===== The records =====

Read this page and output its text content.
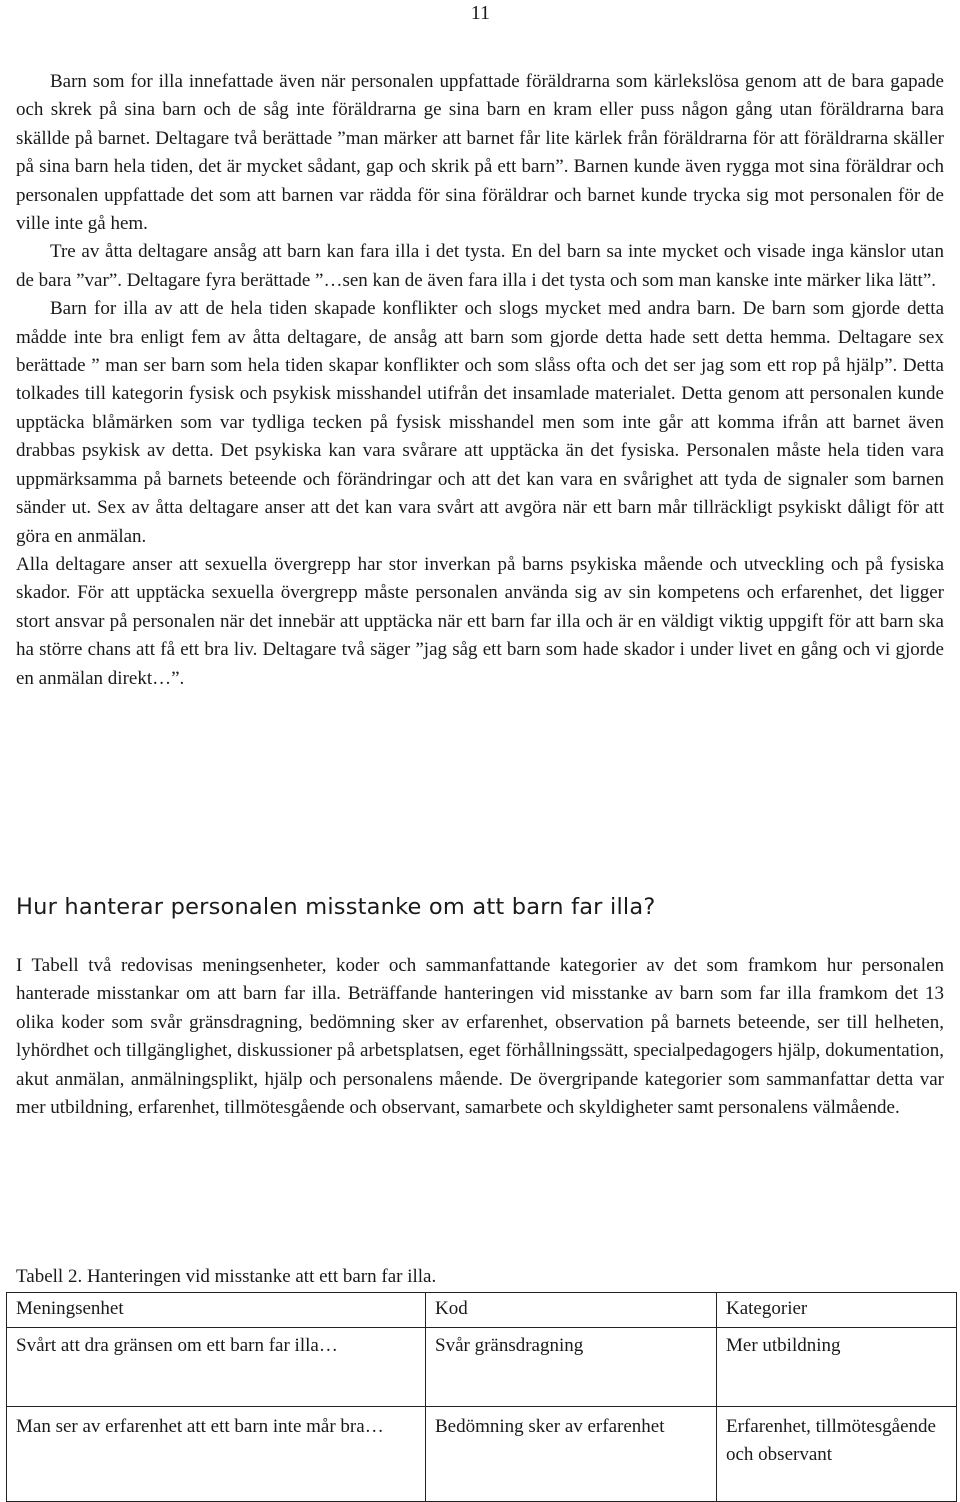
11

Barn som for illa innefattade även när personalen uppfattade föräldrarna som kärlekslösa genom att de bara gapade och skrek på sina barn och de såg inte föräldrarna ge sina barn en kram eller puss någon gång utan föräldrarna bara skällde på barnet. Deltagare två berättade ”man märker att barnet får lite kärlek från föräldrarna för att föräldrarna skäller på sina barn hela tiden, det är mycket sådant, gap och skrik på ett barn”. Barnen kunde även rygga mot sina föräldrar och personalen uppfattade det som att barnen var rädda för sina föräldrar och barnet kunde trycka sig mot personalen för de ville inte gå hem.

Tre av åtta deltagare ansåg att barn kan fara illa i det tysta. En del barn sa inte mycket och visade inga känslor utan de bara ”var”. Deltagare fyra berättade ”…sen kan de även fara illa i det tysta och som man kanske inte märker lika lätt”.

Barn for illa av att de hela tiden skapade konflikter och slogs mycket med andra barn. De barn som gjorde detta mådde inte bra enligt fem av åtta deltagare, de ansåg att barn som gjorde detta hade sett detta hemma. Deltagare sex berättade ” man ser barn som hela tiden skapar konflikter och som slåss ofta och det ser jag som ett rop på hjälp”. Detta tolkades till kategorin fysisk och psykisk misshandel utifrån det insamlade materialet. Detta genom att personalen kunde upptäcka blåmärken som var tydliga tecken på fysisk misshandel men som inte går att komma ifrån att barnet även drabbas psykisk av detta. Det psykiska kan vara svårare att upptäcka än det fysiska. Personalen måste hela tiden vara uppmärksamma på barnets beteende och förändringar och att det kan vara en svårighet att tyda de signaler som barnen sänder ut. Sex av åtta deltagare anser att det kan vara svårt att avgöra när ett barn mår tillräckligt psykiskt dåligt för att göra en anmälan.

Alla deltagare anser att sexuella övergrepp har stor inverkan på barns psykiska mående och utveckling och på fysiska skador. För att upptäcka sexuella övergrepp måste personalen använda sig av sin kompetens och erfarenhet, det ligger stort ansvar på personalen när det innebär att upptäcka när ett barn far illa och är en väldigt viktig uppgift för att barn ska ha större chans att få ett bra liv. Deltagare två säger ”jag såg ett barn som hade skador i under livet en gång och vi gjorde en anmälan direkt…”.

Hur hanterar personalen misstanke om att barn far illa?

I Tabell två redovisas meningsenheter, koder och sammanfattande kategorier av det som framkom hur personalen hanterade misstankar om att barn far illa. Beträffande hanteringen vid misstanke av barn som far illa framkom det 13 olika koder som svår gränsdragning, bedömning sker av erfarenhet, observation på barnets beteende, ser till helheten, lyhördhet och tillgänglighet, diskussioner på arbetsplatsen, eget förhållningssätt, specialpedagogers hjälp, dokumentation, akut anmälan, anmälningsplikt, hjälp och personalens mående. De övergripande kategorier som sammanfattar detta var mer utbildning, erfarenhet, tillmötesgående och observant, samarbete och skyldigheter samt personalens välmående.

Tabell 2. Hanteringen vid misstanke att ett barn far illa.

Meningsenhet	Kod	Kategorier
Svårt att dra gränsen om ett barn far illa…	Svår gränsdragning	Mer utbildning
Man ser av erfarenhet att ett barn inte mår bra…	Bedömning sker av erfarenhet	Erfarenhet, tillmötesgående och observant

=====

**Your assignment:** Scan the records for the word "observant", and copy each line where it is found.

**Exercise result:**
I Tabell två redovisas meningsenheter, koder och sammanfattande kategorier av det som framkom hur personalen hanterade misstankar om att barn far illa. Beträffande hanteringen vid misstanke av barn som far illa framkom det 13 olika koder som svår gränsdragning, bedömning sker av erfarenhet, observation på barnets beteende, ser till helheten, lyhördhet och tillgänglighet, diskussioner på arbetsplatsen, eget förhållningssätt, specialpedagogers hjälp, dokumentation, akut anmälan, anmälningsplikt, hjälp och personalens mående. De övergripande kategorier som sammanfattar detta var mer utbildning, erfarenhet, tillmötesgående och observant, samarbete och skyldigheter samt personalens välmående.
Man ser av erfarenhet att ett barn inte mår bra…	Bedömning sker av erfarenhet	Erfarenhet, tillmötesgående och observant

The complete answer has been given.